*** Exercise material
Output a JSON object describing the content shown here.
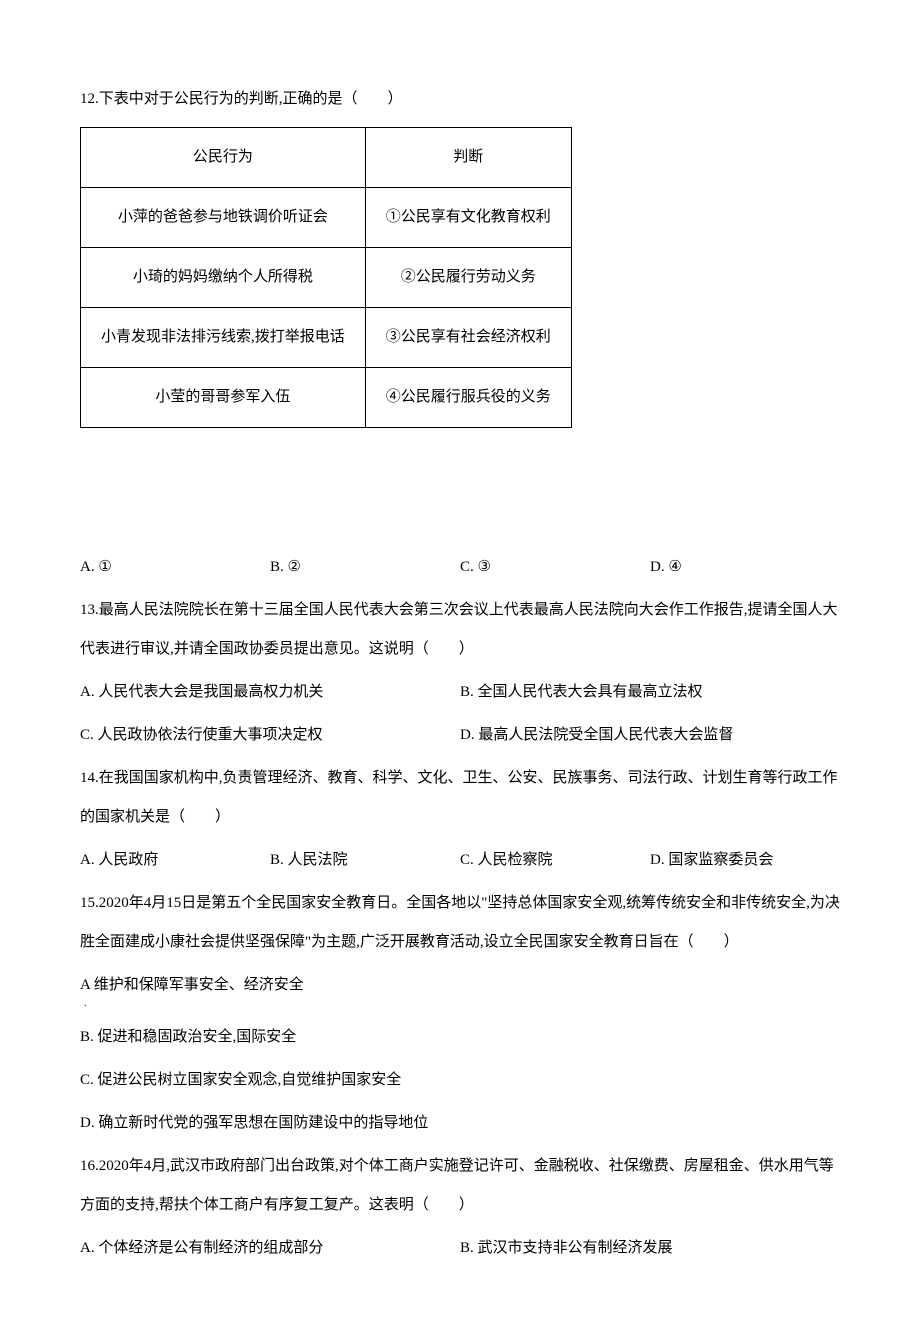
{
  "q12": {
    "prompt": "12.下表中对于公民行为的判断,正确的是（　　）",
    "table": {
      "headers": [
        "公民行为",
        "判断"
      ],
      "rows": [
        [
          "小萍的爸爸参与地铁调价听证会",
          "①公民享有文化教育权利"
        ],
        [
          "小琦的妈妈缴纳个人所得税",
          "②公民履行劳动义务"
        ],
        [
          "小青发现非法排污线索,拨打举报电话",
          "③公民享有社会经济权利"
        ],
        [
          "小莹的哥哥参军入伍",
          "④公民履行服兵役的义务"
        ]
      ]
    },
    "options": {
      "A": "A. ①",
      "B": "B. ②",
      "C": "C. ③",
      "D": "D. ④"
    }
  },
  "q13": {
    "prompt": "13.最高人民法院院长在第十三届全国人民代表大会第三次会议上代表最高人民法院向大会作工作报告,提请全国人大代表进行审议,并请全国政协委员提出意见。这说明（　　）",
    "options": {
      "A": "A. 人民代表大会是我国最高权力机关",
      "B": "B. 全国人民代表大会具有最高立法权",
      "C": "C. 人民政协依法行使重大事项决定权",
      "D": "D. 最高人民法院受全国人民代表大会监督"
    }
  },
  "q14": {
    "prompt": "14.在我国国家机构中,负责管理经济、教育、科学、文化、卫生、公安、民族事务、司法行政、计划生育等行政工作的国家机关是（　　）",
    "options": {
      "A": "A. 人民政府",
      "B": "B. 人民法院",
      "C": "C. 人民检察院",
      "D": "D. 国家监察委员会"
    }
  },
  "q15": {
    "prompt": "15.2020年4月15日是第五个全民国家安全教育日。全国各地以\"坚持总体国家安全观,统筹传统安全和非传统安全,为决胜全面建成小康社会提供坚强保障\"为主题,广泛开展教育活动,设立全民国家安全教育日旨在（　　）",
    "options": {
      "A": "A  维护和保障军事安全、经济安全",
      "B": "B. 促进和稳固政治安全,国际安全",
      "C": "C. 促进公民树立国家安全观念,自觉维护国家安全",
      "D": "D. 确立新时代党的强军思想在国防建设中的指导地位"
    },
    "dot": "."
  },
  "q16": {
    "prompt": "16.2020年4月,武汉市政府部门出台政策,对个体工商户实施登记许可、金融税收、社保缴费、房屋租金、供水用气等方面的支持,帮扶个体工商户有序复工复产。这表明（　　）",
    "options": {
      "A": "A. 个体经济是公有制经济的组成部分",
      "B": "B. 武汉市支持非公有制经济发展"
    }
  }
}
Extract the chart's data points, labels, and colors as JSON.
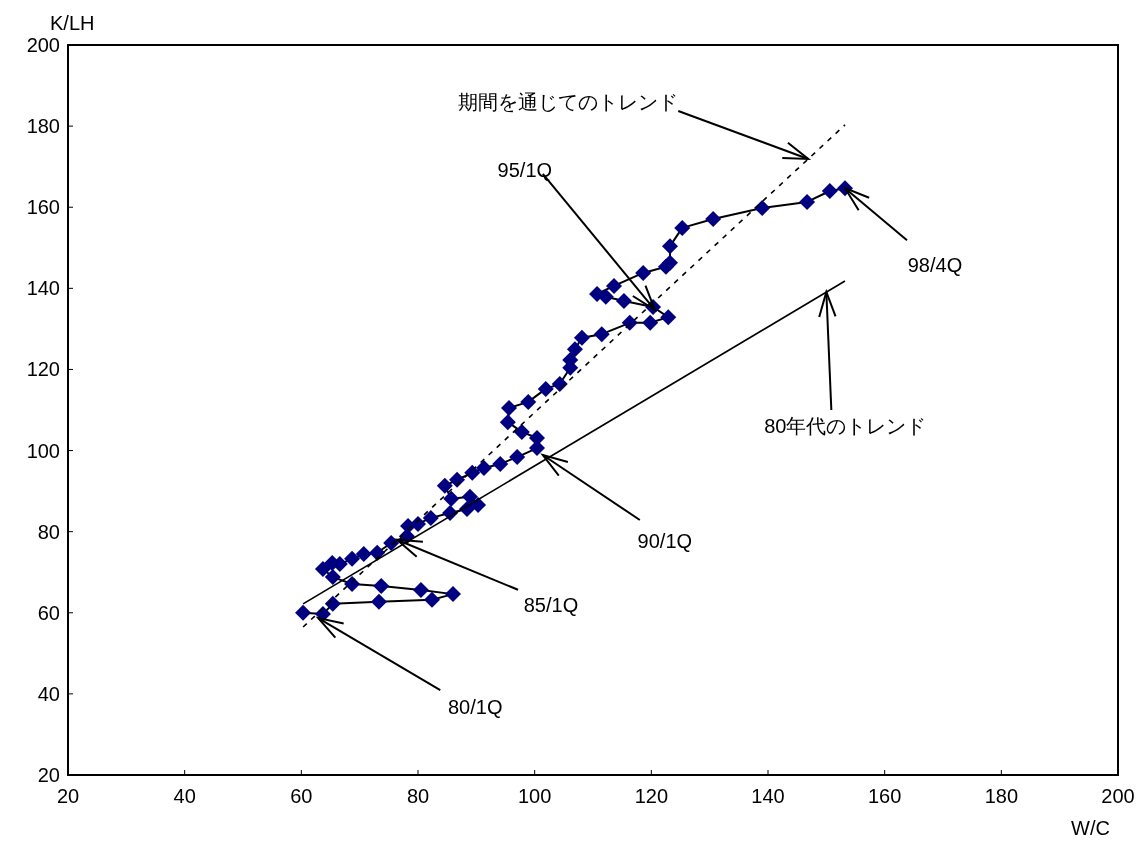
{
  "chart_data": {
    "type": "line",
    "xlabel": "W/C",
    "ylabel": "K/LH",
    "xlim": [
      20,
      200
    ],
    "ylim": [
      20,
      200
    ],
    "xticks": [
      20,
      40,
      60,
      80,
      100,
      120,
      140,
      160,
      180,
      200
    ],
    "yticks": [
      20,
      40,
      60,
      80,
      100,
      120,
      140,
      160,
      180,
      200
    ],
    "grid": false,
    "series": [
      {
        "type": "line",
        "color": "#000080",
        "marker": "diamond",
        "line_style": "solid",
        "x": [
          60.3,
          63.7,
          65.4,
          73.3,
          82.4,
          86.0,
          80.5,
          73.7,
          68.7,
          65.4,
          63.7,
          65.3,
          66.6,
          68.7,
          70.7,
          73.0,
          75.4,
          78.1,
          78.3,
          80.0,
          82.2,
          85.5,
          88.4,
          90.3,
          88.9,
          85.7,
          84.6,
          86.7,
          89.3,
          91.3,
          94.1,
          97.0,
          100.4,
          100.4,
          97.8,
          95.4,
          95.6,
          98.9,
          101.9,
          104.3,
          106.1,
          106.1,
          106.9,
          108.1,
          111.5,
          116.3,
          119.8,
          122.9,
          120.3,
          115.3,
          112.2,
          110.7,
          113.6,
          118.6,
          122.5,
          123.2,
          123.2,
          125.3,
          130.6,
          139.0,
          146.7,
          150.6,
          153.2
        ],
        "values": [
          60.0,
          59.7,
          62.2,
          62.7,
          63.2,
          64.6,
          65.6,
          66.6,
          67.1,
          68.8,
          70.8,
          72.3,
          72.0,
          73.3,
          74.5,
          74.8,
          77.2,
          78.9,
          81.4,
          81.9,
          83.4,
          84.6,
          85.6,
          86.6,
          88.6,
          88.1,
          91.3,
          92.8,
          94.5,
          95.7,
          96.7,
          98.4,
          100.6,
          103.1,
          104.6,
          107.0,
          110.5,
          112.0,
          115.2,
          116.4,
          120.4,
          122.3,
          125.0,
          127.8,
          128.7,
          131.5,
          131.5,
          132.9,
          135.4,
          136.9,
          137.9,
          138.6,
          140.6,
          143.8,
          145.3,
          146.3,
          150.4,
          154.9,
          157.1,
          159.8,
          161.3,
          164.0,
          164.7
        ]
      },
      {
        "type": "line",
        "color": "#000000",
        "marker": "none",
        "line_style": "dashed",
        "x": [
          60.3,
          153.2
        ],
        "values": [
          56.5,
          180.3
        ]
      },
      {
        "type": "line",
        "color": "#000000",
        "marker": "none",
        "line_style": "solid",
        "x": [
          60.3,
          153.2
        ],
        "values": [
          62.2,
          141.8
        ]
      }
    ],
    "annotations": [
      {
        "text": "期間を通じてのトレンド",
        "x": 146.9,
        "y": 171.9
      },
      {
        "text": "95/1Q",
        "x": 120.6,
        "y": 134.7
      },
      {
        "text": "98/4Q",
        "x": 153.2,
        "y": 164.7
      },
      {
        "text": "80年代のトレンド",
        "x": 150.0,
        "y": 139.1
      },
      {
        "text": "90/1Q",
        "x": 101.4,
        "y": 98.9
      },
      {
        "text": "85/1Q",
        "x": 76.4,
        "y": 78.0
      },
      {
        "text": "80/1Q",
        "x": 62.9,
        "y": 58.7
      }
    ]
  }
}
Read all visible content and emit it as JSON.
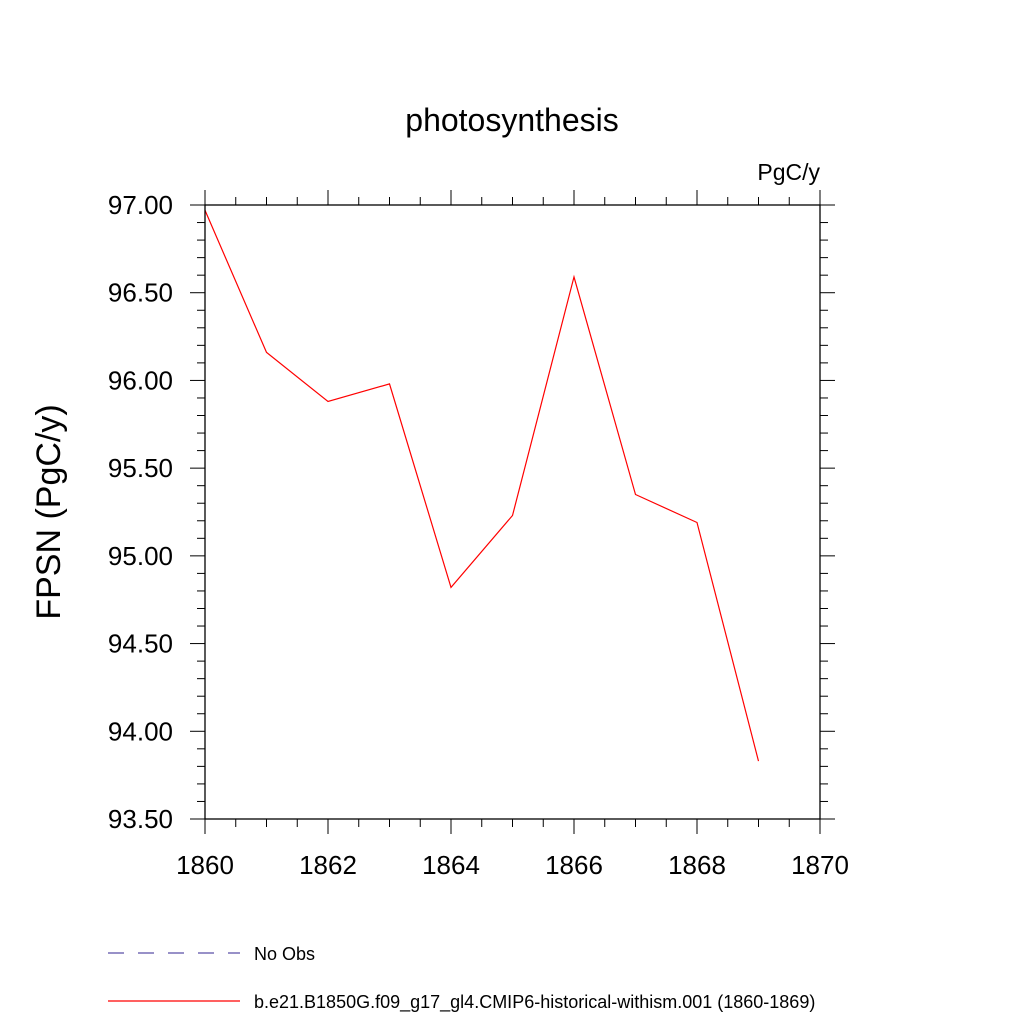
{
  "chart_data": {
    "type": "line",
    "title": "photosynthesis",
    "units_label": "PgC/y",
    "ylabel": "FPSN  (PgC/y)",
    "xlabel": "",
    "xlim": [
      1860,
      1870
    ],
    "ylim": [
      93.5,
      97.0
    ],
    "x_ticks": [
      "1860",
      "1862",
      "1864",
      "1866",
      "1868",
      "1870"
    ],
    "y_ticks": [
      "93.50",
      "94.00",
      "94.50",
      "95.00",
      "95.50",
      "96.00",
      "96.50",
      "97.00"
    ],
    "grid": false,
    "legend_placement": "bottom",
    "series": [
      {
        "name": "b.e21.B1850G.f09_g17_gl4.CMIP6-historical-withism.001 (1860-1869)",
        "color": "#ff0000",
        "style": "solid",
        "x": [
          1860,
          1861,
          1862,
          1863,
          1864,
          1865,
          1866,
          1867,
          1868,
          1869
        ],
        "y": [
          96.97,
          96.16,
          95.88,
          95.98,
          94.82,
          95.23,
          96.59,
          95.35,
          95.19,
          93.83
        ]
      }
    ],
    "legend": [
      {
        "label": "No Obs",
        "color": "#5a4fa8",
        "style": "dashed"
      },
      {
        "label": "b.e21.B1850G.f09_g17_gl4.CMIP6-historical-withism.001 (1860-1869)",
        "color": "#ff0000",
        "style": "solid"
      }
    ]
  }
}
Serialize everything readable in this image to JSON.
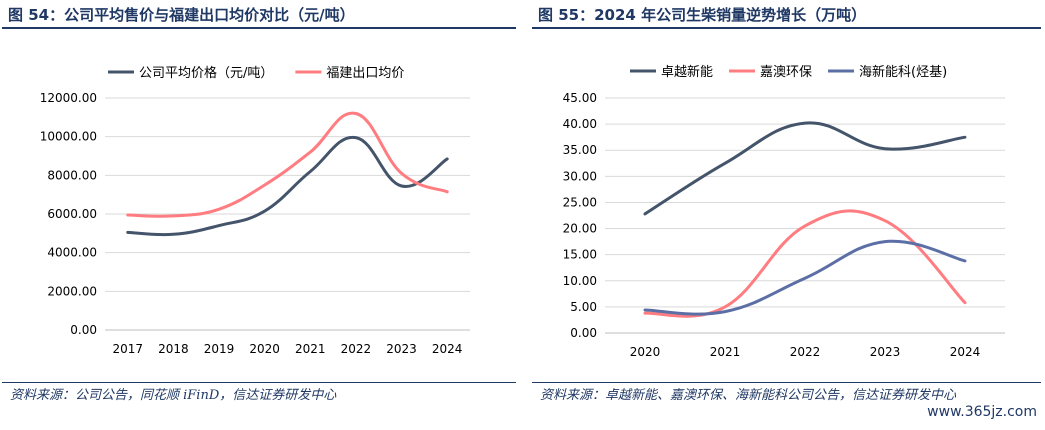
{
  "panels": [
    {
      "title": "图 54：公司平均售价与福建出口均价对比（元/吨）",
      "source": "资料来源：公司公告，同花顺 iFinD，信达证券研发中心"
    },
    {
      "title": "图 55：2024 年公司生柴销量逆势增长（万吨）",
      "source": "资料来源：卓越新能、嘉澳环保、海新能科公司公告，信达证券研发中心"
    }
  ],
  "watermark": "www.365jz.com",
  "colors": {
    "navy": "#44546a",
    "salmon": "#ff7c80",
    "blue": "#5b6fa6",
    "grid": "#d9d9d9",
    "title": "#1f3864"
  },
  "chart_data": [
    {
      "type": "line",
      "title": "图 54：公司平均售价与福建出口均价对比（元/吨）",
      "categories": [
        "2017",
        "2018",
        "2019",
        "2020",
        "2021",
        "2022",
        "2023",
        "2024"
      ],
      "series": [
        {
          "name": "公司平均价格（元/吨）",
          "color": "#44546a",
          "values": [
            5050,
            4950,
            5400,
            6150,
            8200,
            9950,
            7450,
            8850
          ]
        },
        {
          "name": "福建出口均价",
          "color": "#ff7c80",
          "values": [
            5950,
            5900,
            6250,
            7500,
            9200,
            11200,
            8100,
            7150
          ]
        }
      ],
      "yticks": [
        "0.00",
        "2000.00",
        "4000.00",
        "6000.00",
        "8000.00",
        "10000.00",
        "12000.00"
      ],
      "ylim": [
        0,
        12000
      ],
      "grid": true,
      "legend": "top"
    },
    {
      "type": "line",
      "title": "图 55：2024 年公司生柴销量逆势增长（万吨）",
      "categories": [
        "2020",
        "2021",
        "2022",
        "2023",
        "2024"
      ],
      "series": [
        {
          "name": "卓越新能",
          "color": "#44546a",
          "values": [
            22.8,
            32.5,
            40.2,
            35.3,
            37.5
          ]
        },
        {
          "name": "嘉澳环保",
          "color": "#ff7c80",
          "values": [
            3.8,
            5.0,
            20.5,
            21.5,
            5.8
          ]
        },
        {
          "name": "海新能科(烃基)",
          "color": "#5b6fa6",
          "values": [
            4.4,
            4.1,
            10.5,
            17.5,
            13.8
          ]
        }
      ],
      "yticks": [
        "0.00",
        "5.00",
        "10.00",
        "15.00",
        "20.00",
        "25.00",
        "30.00",
        "35.00",
        "40.00",
        "45.00"
      ],
      "ylim": [
        0,
        45
      ],
      "grid": true,
      "legend": "top"
    }
  ]
}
******
- **Directions for this task**: Of the lines in the entries, how many include the word "prompt"? State only the number.

- **Response to this task**: 5